Stated goal =
Exclude any images and output the remaining records exactly.

──────────

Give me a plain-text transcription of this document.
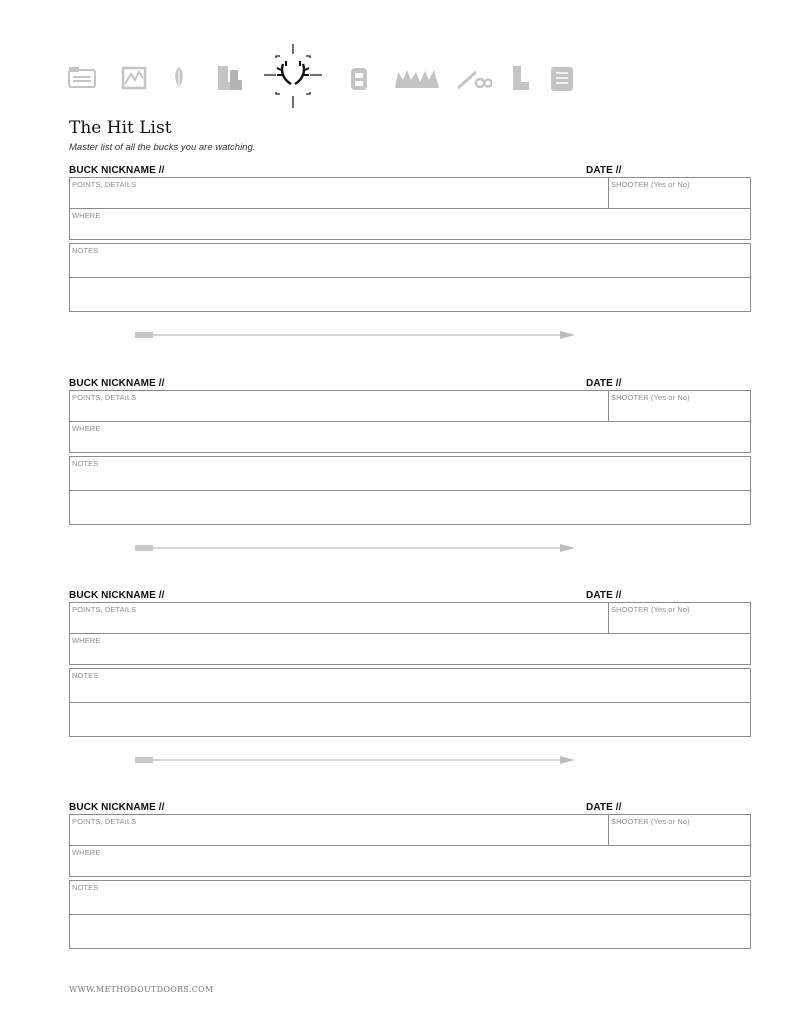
The Hit List
Master list of all the bucks you are watching.
BUCK NICKNAME //	DATE //
POINTS, DETAILS	SHOOTER (Yes or No)
WHERE
NOTES
BUCK NICKNAME //	DATE //
POINTS, DETAILS	SHOOTER (Yes or No)
WHERE
NOTES
BUCK NICKNAME //	DATE //
POINTS, DETAILS	SHOOTER (Yes or No)
WHERE
NOTES
BUCK NICKNAME //	DATE //
POINTS, DETAILS	SHOOTER (Yes or No)
WHERE
NOTES
WWW.METHODOUTDOORS.COM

──────────

Finished exercise =
Give me a plain-text transcription of this document.
The Hit List
Master list of all the bucks you are watching.
BUCK NICKNAME //	DATE //
POINTS, DETAILS	SHOOTER (Yes or No)
WHERE
NOTES
BUCK NICKNAME //	DATE //
POINTS, DETAILS	SHOOTER (Yes or No)
WHERE
NOTES
BUCK NICKNAME //	DATE //
POINTS, DETAILS	SHOOTER (Yes or No)
WHERE
NOTES
BUCK NICKNAME //	DATE //
POINTS, DETAILS	SHOOTER (Yes or No)
WHERE
NOTES
WWW.METHODOUTDOORS.COM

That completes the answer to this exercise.